• [EXTRACT]:
=======
That's the entire library surface. Plus a unit test exercising every constant through `ParseExitCode` and round-tripping `HaltIntent` through `encoding/json`.

Notable omissions, all deliberate:
- **No `UpgradeInfo` reader.** The on-disk `upgrade-info.json` shape is owned by `x/upgrade/keeper` in sei-cosmos. Duplicating it here would create a drift hazard with no payoff — sei-config doesn't need it; the controller can vendor a 30-line struct itself if it ever does.
- **No file IO.** sei-config does not write or read `halt-intent.json`. The single source of truth is the live endpoint.
- **No constructor for the SIGINT/exit helper.** The producer-side helper (`gracefulHalt`) lives next to its callsites in sei-cosmos, since it needs the upgrade keeper for `DumpUpgradeInfoWithInfoToDisk`. It references `seiconfig.ExitCodeUpgradeRequired` etc. The library does not export a `GracefulHalt(...)` function.

## Producer side (sei-chain — out of scope for this PR, sketched)

In `sei-cosmos/x/upgrade/abci.go`, replace the three `panic()` calls with calls to a new helper `gracefulHalt(reason, intent)` that:

1. Sets the HaltIntent on a process-global holder (an `RWMutex`-protected struct in a small new package, importable by both `x/upgrade` and the `/status` handler in `sei-tendermint`).
=======
• [RAW RECORDS]:
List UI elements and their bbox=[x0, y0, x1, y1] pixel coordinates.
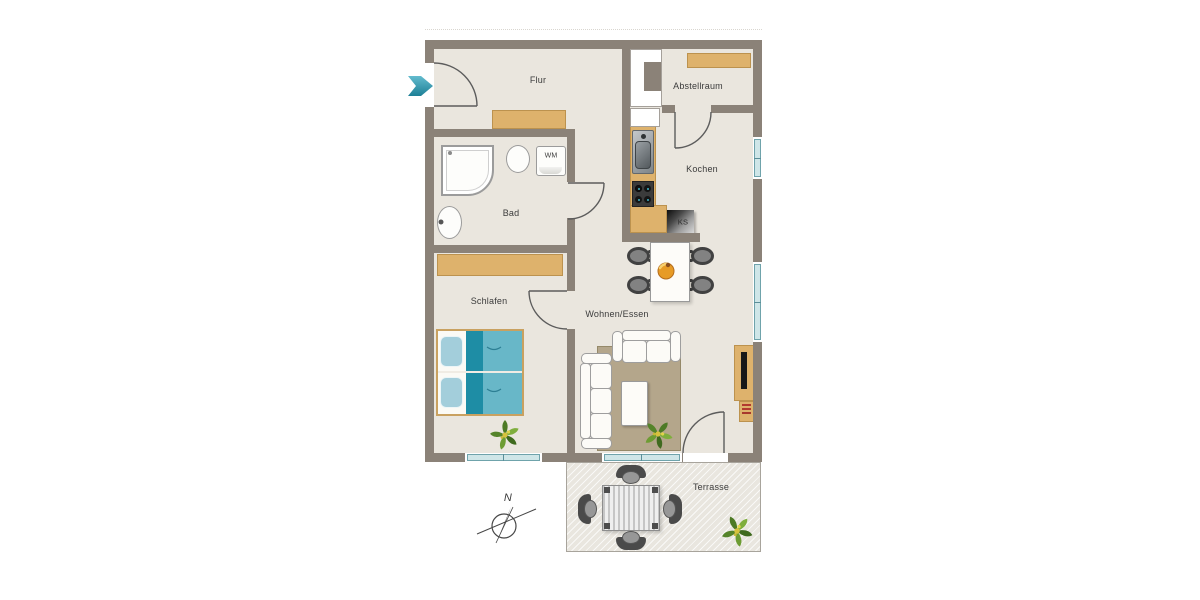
room-label-flur: Flur bbox=[530, 75, 546, 85]
sink-faucet bbox=[641, 134, 646, 139]
sofa-cushion bbox=[590, 413, 612, 439]
burner bbox=[644, 196, 651, 203]
wall-left bbox=[425, 107, 434, 462]
shelf-items bbox=[742, 412, 751, 414]
toilet-icon bbox=[506, 145, 530, 173]
window-icon bbox=[604, 454, 680, 461]
wall-top bbox=[425, 40, 762, 49]
wall-hall-bath bbox=[434, 129, 575, 137]
table-corner bbox=[604, 523, 610, 529]
window-mullion bbox=[754, 158, 761, 159]
pillow bbox=[440, 377, 463, 408]
terrace-chair-icon bbox=[616, 530, 646, 550]
shaft-block bbox=[644, 62, 661, 91]
terrace-chair-icon bbox=[616, 465, 646, 485]
window-mullion bbox=[641, 454, 642, 461]
terrace-chair-icon bbox=[662, 494, 682, 524]
wall-bedroom-living bbox=[567, 329, 575, 453]
compass-north-label: N bbox=[504, 492, 512, 504]
bedroom-wardrobe bbox=[437, 254, 563, 276]
sofa-cushion bbox=[590, 388, 612, 414]
room-label-wohnen-essen: Wohnen/Essen bbox=[585, 309, 648, 319]
table-corner bbox=[604, 487, 610, 493]
burner bbox=[635, 185, 642, 192]
compass-icon bbox=[477, 507, 536, 543]
wall-right bbox=[753, 49, 762, 453]
sofa-armrest bbox=[670, 331, 681, 362]
room-label-kochen: Kochen bbox=[686, 164, 718, 174]
sofa-cushion bbox=[622, 340, 647, 363]
floorplan-canvas: KS WM bbox=[0, 0, 1200, 600]
entry-door-gap bbox=[425, 63, 434, 107]
shelf-items bbox=[742, 408, 751, 410]
burner-dot bbox=[647, 199, 649, 201]
bed-icon bbox=[436, 329, 524, 416]
shower-icon bbox=[441, 145, 494, 196]
washing-machine bbox=[536, 146, 566, 176]
table-corner bbox=[652, 523, 658, 529]
dining-chair bbox=[691, 247, 714, 265]
dining-chair bbox=[627, 247, 650, 265]
wall-kitchen-living bbox=[622, 233, 700, 242]
ventilation-shaft bbox=[630, 49, 662, 107]
dining-table-icon bbox=[650, 242, 690, 302]
wall-bath-bedroom bbox=[434, 245, 575, 253]
sofa-icon bbox=[580, 353, 613, 449]
kitchen-worktop bbox=[630, 108, 660, 127]
wall-storage-kitchen bbox=[711, 105, 753, 113]
terrace-chair-icon bbox=[578, 494, 598, 524]
tv-icon bbox=[741, 352, 747, 389]
burner-dot bbox=[638, 199, 640, 201]
window-mullion bbox=[754, 302, 761, 303]
tv-lowboard-icon bbox=[734, 345, 754, 401]
burner bbox=[644, 185, 651, 192]
room-label-abstellraum: Abstellraum bbox=[673, 81, 723, 91]
burner-dot bbox=[638, 188, 640, 190]
sofa-cushion bbox=[590, 363, 612, 389]
coffee-table-icon bbox=[621, 381, 648, 426]
sofa-cushion bbox=[646, 340, 671, 363]
kitchen-sink-icon bbox=[632, 130, 654, 174]
washing-machine-label: WM bbox=[545, 153, 558, 160]
sofa-icon bbox=[612, 330, 681, 364]
wm-door-shade bbox=[539, 167, 562, 174]
media-shelf bbox=[739, 401, 754, 422]
room-label-bad: Bad bbox=[503, 208, 520, 218]
guide-dotted-line bbox=[425, 29, 762, 31]
bath-sink-icon bbox=[437, 206, 462, 239]
room-label-terrasse: Terrasse bbox=[693, 482, 729, 492]
terrace-table-icon bbox=[602, 485, 660, 531]
burner bbox=[635, 196, 642, 203]
hall-wardrobe bbox=[492, 110, 566, 129]
kitchen-counter-corner bbox=[630, 205, 667, 233]
dining-chair bbox=[627, 276, 650, 294]
wall-storage-kitchen bbox=[662, 105, 675, 113]
window-mullion bbox=[503, 454, 504, 461]
wall-left bbox=[425, 40, 434, 63]
wall-bath-living bbox=[567, 218, 575, 291]
sink-basin bbox=[635, 141, 651, 169]
wall-hall-kitchen bbox=[622, 49, 630, 242]
dining-chair bbox=[691, 276, 714, 294]
pillow bbox=[440, 336, 463, 367]
wall-bath-living bbox=[567, 137, 575, 182]
stove-icon bbox=[632, 181, 654, 207]
sofa-armrest bbox=[581, 438, 612, 449]
terrace-door-gap bbox=[683, 453, 728, 462]
room-label-schlafen: Schlafen bbox=[471, 296, 508, 306]
storage-shelf bbox=[687, 53, 751, 68]
burner-dot bbox=[647, 188, 649, 190]
shelf-items bbox=[742, 404, 751, 406]
fridge-label: KS bbox=[678, 218, 688, 227]
table-corner bbox=[652, 487, 658, 493]
bed-divider bbox=[438, 371, 522, 373]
=======
• [YOUR GOAL]: Write out the sei-config excerpt word for word, starting at the words "Notable omissions, all" and stopping after "the live endpoint.". None of the lines is needed for this work.

• [WRITTEN RESPONSE]:
Notable omissions, all deliberate:
- **No `UpgradeInfo` reader.** The on-disk `upgrade-info.json` shape is owned by `x/upgrade/keeper` in sei-cosmos. Duplicating it here would create a drift hazard with no payoff — sei-config doesn't need it; the controller can vendor a 30-line struct itself if it ever does.
- **No file IO.** sei-config does not write or read `halt-intent.json`. The single source of truth is the live endpoint.